=== Extracted entries ===
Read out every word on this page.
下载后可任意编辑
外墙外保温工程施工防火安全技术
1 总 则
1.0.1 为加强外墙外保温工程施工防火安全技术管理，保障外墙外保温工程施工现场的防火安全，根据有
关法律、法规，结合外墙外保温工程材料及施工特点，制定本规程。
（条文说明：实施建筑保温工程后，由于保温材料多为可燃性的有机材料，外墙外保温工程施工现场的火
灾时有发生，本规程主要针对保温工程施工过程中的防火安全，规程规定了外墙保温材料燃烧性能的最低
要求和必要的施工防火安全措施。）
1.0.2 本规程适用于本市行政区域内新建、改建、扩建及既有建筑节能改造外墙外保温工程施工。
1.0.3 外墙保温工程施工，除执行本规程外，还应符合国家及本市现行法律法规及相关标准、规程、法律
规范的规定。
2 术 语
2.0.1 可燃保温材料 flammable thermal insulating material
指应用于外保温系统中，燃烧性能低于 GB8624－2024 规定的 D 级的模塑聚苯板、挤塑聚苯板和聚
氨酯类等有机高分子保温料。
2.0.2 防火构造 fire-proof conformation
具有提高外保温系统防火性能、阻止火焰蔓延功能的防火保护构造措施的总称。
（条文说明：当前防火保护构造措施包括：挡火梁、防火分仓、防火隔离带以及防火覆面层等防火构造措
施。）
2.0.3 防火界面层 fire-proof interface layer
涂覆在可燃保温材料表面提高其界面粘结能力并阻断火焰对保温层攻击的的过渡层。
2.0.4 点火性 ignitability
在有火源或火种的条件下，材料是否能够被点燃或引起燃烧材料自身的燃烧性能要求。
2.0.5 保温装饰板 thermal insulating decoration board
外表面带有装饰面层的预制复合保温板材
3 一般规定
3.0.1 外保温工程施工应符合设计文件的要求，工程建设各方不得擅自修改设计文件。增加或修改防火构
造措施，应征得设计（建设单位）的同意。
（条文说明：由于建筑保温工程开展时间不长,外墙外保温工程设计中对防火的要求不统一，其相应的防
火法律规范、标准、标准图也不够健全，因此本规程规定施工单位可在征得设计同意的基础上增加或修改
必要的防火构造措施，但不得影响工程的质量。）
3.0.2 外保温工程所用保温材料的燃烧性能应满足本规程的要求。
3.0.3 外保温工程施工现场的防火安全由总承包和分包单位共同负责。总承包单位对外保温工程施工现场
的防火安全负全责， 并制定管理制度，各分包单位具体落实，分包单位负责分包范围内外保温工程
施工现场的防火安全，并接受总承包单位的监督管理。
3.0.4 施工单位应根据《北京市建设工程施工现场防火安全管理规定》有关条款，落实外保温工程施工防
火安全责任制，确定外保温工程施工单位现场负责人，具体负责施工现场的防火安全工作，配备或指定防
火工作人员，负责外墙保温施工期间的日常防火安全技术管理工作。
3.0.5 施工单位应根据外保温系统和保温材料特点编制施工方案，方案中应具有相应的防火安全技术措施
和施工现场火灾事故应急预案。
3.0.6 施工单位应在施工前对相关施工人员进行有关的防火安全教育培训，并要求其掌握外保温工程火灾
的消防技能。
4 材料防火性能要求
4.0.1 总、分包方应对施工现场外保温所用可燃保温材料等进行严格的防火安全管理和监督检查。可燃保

=== Directive ===
Using the records above, copy every line that has the word "insulating" in it.

=== Solution to the exercise ===
2.0.1 可燃保温材料 flammable thermal insulating material
2.0.5 保温装饰板 thermal insulating decoration board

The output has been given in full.